• Dataset entries
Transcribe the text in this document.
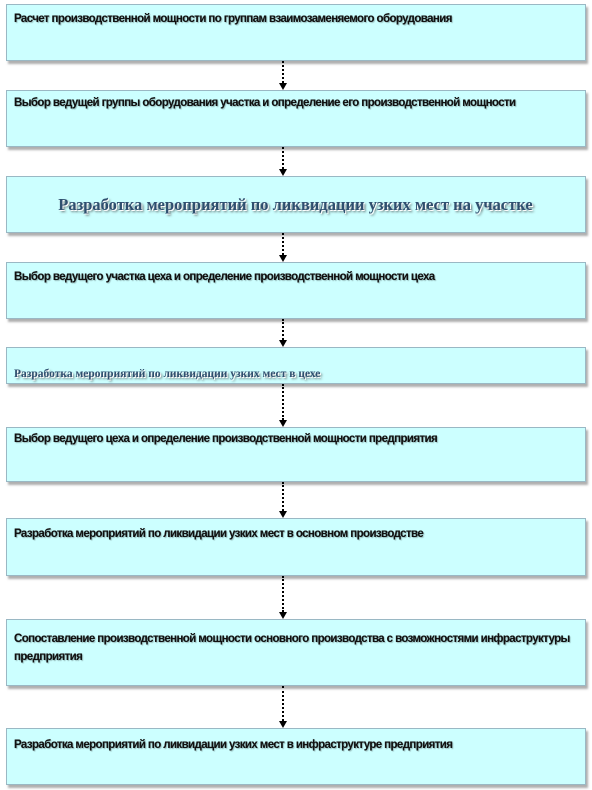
Расчет производственной мощности по группам взаимозаменяемого оборудования
Выбор ведущей группы оборудования участка и определение его производственной мощности
Разработка мероприятий по ликвидации узких мест на участке
Выбор ведущего участка цеха и определение производственной мощности цеха
Разработка мероприятий по ликвидации узких мест в цехе
Выбор ведущего цеха и определение производственной мощности предприятия
Разработка мероприятий по ликвидации узких мест в основном производстве
Сопоставление производственной мощности основного производства с возможностями инфраструктуры предприятия
Разработка мероприятий по ликвидации узких мест в инфраструктуре предприятия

• Directions
Only the number is needed here: how many lines of the records contain "определение"?

• Task answer
3